» Texto para leitura:
********************

Amanhã as esperanças numa redenção justa e amorosa serão reforçadas e provadas!
Amanhã não haverá não! Apenas sim!
Sim para a felicidade! Sim para o amor! Sim para a bondade! Sim para a caridade!... Sim!
Não? Não para a guerra! Não para o ódio! Não para a violência! Não para o mal! Isso não!

Amanhã será melhor! Eu sei que vai!

Flávio Augusto Albuquerque

terça-feira, 5 de agosto de 2014

Camélia Branca - Beleza Perfeita

Seu rosto era belo! Tinha contornos perfeitos, numa simetria divina, com maravilhosas amêndoas no lugar dos olhos e um morango onde era para ser a boca! Sua tez era firme e viçosa, com a vantagem da plena juventude e a firmeza e doçura de um pêssego. A cor era de um alvo puro que sequer o mais branco dos cisnes se equivaleria. Sua beleza era tão perfeita que nem os anjos do céu seriam dotados de tanta 
perfeição! Quiçá apenas o próprio Criador assim O fosse!

********************

» Dados para análise:
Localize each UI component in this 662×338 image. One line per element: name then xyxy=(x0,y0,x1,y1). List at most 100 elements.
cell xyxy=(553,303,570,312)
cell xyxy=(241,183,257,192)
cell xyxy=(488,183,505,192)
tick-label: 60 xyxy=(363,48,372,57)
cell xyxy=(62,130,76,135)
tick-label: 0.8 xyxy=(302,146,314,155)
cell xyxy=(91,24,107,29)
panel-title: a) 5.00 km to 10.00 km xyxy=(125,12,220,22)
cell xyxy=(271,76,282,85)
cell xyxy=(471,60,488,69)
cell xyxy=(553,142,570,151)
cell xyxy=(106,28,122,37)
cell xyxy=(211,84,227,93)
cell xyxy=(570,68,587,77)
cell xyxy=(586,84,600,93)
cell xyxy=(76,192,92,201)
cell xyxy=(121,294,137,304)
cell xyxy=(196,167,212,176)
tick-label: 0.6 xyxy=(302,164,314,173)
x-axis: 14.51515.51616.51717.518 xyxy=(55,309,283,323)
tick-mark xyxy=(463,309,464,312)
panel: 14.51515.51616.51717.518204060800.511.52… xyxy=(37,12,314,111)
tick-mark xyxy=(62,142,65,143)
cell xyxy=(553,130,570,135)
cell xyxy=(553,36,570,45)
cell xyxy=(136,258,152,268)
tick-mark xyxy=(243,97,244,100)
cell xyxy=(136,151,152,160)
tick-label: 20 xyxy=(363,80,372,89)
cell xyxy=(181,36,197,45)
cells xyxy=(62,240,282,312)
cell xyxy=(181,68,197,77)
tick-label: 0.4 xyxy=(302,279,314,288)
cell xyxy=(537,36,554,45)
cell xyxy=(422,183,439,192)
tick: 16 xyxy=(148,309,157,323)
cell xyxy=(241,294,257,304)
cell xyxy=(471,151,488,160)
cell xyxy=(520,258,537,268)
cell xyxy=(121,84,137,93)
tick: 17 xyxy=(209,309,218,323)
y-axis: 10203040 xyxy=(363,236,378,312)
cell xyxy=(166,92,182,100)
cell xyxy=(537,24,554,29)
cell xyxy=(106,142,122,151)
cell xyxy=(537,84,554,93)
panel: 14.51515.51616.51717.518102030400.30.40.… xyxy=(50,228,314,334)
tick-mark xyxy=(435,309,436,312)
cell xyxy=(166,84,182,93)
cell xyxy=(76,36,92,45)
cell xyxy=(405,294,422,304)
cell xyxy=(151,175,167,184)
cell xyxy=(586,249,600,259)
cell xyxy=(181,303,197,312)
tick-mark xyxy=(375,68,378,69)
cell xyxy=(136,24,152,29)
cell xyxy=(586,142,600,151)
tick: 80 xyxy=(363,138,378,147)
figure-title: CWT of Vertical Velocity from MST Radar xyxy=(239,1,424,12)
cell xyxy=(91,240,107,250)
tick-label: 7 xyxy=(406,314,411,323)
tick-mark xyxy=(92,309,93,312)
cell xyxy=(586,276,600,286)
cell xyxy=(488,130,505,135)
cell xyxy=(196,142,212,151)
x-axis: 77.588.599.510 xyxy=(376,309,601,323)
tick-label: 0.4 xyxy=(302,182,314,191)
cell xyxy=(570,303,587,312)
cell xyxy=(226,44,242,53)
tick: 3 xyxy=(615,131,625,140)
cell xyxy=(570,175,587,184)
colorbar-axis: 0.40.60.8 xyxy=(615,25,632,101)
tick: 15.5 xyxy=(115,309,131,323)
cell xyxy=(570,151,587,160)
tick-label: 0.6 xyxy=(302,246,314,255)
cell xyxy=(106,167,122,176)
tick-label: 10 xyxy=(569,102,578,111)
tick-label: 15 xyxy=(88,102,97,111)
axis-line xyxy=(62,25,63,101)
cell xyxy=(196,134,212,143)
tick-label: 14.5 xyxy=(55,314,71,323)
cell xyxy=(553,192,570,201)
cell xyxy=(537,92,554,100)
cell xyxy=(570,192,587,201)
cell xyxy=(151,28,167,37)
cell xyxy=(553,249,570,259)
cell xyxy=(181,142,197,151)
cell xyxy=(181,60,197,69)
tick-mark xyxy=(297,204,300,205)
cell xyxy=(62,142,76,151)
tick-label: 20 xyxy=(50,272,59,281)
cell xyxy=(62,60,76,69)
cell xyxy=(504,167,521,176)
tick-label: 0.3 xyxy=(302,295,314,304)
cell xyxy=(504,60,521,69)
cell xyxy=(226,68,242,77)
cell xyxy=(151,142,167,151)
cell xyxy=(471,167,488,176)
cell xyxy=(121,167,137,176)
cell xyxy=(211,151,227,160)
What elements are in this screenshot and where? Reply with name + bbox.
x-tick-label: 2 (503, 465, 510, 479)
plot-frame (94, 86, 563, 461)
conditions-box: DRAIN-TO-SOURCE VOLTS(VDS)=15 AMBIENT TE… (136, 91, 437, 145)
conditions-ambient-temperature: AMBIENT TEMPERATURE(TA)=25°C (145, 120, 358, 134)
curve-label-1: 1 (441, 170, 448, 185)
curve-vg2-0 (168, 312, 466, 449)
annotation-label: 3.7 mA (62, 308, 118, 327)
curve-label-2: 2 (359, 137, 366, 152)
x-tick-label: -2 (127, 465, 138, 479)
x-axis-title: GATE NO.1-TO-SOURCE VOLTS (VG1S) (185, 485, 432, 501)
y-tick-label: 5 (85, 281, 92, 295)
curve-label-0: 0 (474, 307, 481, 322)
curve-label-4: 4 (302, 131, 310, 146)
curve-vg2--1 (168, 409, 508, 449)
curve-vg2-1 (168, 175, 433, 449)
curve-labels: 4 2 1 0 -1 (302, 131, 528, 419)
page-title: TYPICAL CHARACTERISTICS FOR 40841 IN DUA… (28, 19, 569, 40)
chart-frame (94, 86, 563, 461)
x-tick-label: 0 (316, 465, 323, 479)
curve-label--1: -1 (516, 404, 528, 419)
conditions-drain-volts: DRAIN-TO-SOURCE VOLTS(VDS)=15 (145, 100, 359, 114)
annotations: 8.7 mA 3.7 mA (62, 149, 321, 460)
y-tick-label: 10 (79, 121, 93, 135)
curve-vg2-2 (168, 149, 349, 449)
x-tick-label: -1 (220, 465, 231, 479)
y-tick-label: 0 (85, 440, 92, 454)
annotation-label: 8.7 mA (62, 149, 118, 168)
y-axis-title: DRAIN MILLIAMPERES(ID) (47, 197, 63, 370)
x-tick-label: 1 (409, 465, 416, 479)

********************

» Tarefas a realizar:
(1) Reproduza o texto para leitura a partir do trecho que contém "Sim para a felicidade!", parando logo depois de "sei que vai!".
(2) Dê seguimento ao texto para leitura, sobre a beleza da camélia branca, a partir da última frase apresentada.

» Resultados por tarefa:
(1)
Sim para a felicidade! Sim para o amor! Sim para a bondade! Sim para a caridade!... Sim!
Não? Não para a guerra! Não para o ódio! Não para a violência! Não para o mal! Isso não!

Amanhã será melhor! Eu sei que vai!

(2)
Os cabelos são um capítulo à parte! Desciam em madeixas da cor do breu em camadas lisas e brilhantes como pérolas, da cabeça até a cintura, formando um perfeito "V" ao final; e completando a moldura esplendorosa do seu rosto uma franja picotada, que tanto dava um ar suave e angélico de menina, como acentuava os traços da mulher fatal, daquelas do tipo realmente matador e sensual, com cada piscadela que abalava até a mais firme das fortalezas; e não tinha cavalo de Tróia que se equiparasse àquela destruição sumária que todos sentiam ao olhar e vislumbrar tal beleza, que destroçava o sujeito de dentro para fora, com a batida cardíaca final no último instante antes dos olhares se cruzarem, e a partir de então estaria condenado o pobre homem a amar a moçoila pelo resto da vida e até a eternidade!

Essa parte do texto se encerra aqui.